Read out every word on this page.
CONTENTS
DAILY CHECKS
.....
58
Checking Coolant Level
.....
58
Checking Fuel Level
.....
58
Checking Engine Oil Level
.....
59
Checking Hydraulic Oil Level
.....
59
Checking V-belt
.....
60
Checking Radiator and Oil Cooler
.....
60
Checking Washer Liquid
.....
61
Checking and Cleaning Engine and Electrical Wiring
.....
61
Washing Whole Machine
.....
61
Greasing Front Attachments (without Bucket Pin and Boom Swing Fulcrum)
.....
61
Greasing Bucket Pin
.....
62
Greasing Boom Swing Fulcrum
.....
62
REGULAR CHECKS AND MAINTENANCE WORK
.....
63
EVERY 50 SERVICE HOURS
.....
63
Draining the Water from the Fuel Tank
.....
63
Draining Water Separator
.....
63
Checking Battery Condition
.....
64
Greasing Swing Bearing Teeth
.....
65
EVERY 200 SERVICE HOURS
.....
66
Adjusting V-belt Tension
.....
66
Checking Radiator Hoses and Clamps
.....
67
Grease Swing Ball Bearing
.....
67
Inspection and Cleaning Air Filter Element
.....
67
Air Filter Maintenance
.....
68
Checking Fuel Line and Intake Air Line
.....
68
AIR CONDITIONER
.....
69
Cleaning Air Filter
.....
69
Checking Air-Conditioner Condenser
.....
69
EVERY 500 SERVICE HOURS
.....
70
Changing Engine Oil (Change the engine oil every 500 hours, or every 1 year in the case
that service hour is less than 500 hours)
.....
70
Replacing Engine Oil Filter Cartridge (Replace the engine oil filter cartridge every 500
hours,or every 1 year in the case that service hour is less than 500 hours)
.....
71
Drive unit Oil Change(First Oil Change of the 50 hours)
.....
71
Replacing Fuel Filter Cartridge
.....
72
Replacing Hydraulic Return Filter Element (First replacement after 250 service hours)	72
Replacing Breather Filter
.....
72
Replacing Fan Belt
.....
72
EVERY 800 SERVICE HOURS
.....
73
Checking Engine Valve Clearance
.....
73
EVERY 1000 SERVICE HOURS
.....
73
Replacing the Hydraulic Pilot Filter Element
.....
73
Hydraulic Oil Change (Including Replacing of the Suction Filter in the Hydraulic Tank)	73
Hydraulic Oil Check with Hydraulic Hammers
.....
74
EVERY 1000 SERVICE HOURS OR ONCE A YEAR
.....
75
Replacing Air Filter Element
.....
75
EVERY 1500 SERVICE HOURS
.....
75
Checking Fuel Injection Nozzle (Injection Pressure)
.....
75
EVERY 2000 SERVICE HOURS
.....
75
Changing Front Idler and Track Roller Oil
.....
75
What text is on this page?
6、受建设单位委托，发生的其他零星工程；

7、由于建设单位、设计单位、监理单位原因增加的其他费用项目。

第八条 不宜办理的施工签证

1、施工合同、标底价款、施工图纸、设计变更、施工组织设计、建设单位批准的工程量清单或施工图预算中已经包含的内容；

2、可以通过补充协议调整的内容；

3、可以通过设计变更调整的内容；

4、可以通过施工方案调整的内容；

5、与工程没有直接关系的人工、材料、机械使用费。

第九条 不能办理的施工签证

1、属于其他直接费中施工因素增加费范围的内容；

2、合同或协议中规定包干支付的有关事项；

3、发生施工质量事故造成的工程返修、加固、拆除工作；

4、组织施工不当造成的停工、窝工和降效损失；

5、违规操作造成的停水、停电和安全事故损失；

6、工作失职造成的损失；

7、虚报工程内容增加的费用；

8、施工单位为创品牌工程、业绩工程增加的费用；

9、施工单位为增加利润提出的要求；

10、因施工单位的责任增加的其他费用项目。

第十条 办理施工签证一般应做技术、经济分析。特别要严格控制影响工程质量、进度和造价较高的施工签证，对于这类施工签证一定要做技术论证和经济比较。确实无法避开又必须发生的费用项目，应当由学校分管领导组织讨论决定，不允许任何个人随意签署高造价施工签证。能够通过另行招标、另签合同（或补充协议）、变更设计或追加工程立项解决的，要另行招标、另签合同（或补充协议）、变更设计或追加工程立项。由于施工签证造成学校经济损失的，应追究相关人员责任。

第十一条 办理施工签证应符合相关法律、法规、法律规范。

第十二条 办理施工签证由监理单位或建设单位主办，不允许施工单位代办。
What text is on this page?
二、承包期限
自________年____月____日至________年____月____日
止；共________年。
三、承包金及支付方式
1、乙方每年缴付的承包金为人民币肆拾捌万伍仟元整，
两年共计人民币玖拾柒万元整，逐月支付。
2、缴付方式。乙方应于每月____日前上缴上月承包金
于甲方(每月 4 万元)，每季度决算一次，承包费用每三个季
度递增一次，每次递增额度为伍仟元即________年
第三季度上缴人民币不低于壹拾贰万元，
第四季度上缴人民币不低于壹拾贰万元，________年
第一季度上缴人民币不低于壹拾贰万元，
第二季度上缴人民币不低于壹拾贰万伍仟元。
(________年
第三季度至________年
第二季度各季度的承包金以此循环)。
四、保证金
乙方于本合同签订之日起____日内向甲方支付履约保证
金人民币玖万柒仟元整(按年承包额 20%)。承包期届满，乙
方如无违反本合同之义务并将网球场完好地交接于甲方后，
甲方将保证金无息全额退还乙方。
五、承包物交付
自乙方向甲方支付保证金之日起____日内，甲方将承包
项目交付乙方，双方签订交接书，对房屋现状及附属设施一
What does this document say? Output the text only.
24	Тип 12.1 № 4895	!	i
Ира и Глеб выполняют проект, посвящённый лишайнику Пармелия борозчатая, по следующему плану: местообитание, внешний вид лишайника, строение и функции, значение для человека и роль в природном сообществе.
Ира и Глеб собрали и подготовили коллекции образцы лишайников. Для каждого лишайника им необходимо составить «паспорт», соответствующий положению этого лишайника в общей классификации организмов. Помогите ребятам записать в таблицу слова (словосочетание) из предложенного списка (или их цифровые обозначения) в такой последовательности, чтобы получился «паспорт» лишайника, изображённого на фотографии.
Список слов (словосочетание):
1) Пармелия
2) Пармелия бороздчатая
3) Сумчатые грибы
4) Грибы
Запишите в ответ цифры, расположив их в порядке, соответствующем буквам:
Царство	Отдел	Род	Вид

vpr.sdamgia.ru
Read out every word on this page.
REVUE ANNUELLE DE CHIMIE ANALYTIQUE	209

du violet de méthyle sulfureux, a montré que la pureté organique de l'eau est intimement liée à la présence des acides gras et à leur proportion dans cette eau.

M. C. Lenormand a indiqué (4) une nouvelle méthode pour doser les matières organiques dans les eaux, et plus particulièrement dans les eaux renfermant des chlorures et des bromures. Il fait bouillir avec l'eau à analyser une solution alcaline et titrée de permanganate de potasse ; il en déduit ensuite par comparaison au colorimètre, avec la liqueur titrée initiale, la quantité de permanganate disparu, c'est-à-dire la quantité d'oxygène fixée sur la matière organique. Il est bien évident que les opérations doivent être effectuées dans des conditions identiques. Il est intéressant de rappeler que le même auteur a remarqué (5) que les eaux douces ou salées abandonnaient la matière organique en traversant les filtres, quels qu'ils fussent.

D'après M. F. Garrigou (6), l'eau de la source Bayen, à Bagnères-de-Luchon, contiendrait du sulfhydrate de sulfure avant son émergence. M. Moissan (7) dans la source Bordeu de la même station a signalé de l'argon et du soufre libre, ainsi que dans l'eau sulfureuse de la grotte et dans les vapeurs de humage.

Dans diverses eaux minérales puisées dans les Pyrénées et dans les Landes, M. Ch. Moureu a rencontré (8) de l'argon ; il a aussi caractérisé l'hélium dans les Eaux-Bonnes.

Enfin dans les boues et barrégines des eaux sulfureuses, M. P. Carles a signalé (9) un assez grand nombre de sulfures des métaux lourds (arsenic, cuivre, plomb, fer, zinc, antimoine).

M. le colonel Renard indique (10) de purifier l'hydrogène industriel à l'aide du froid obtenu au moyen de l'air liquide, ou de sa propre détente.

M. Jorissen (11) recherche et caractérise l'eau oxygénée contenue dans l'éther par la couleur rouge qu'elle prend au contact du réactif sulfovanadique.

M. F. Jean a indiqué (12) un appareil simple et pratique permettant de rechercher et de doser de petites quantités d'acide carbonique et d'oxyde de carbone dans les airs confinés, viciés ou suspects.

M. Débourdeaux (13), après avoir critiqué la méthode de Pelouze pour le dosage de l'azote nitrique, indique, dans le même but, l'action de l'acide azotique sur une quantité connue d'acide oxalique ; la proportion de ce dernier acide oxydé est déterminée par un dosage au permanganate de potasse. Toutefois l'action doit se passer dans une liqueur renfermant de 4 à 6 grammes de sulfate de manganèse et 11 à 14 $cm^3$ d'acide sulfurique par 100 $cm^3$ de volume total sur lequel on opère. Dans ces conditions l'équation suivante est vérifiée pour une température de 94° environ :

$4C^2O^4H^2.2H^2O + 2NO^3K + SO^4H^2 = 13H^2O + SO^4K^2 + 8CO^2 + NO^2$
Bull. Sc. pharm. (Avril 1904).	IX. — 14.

════════

Work required:
Copy all lines from the data that hold the word "case".

Problem solution:
Changing Engine Oil (Change the engine oil every 500 hours, or every 1 year in the case
hours,or every 1 year in the case that service hour is less than 500 hours)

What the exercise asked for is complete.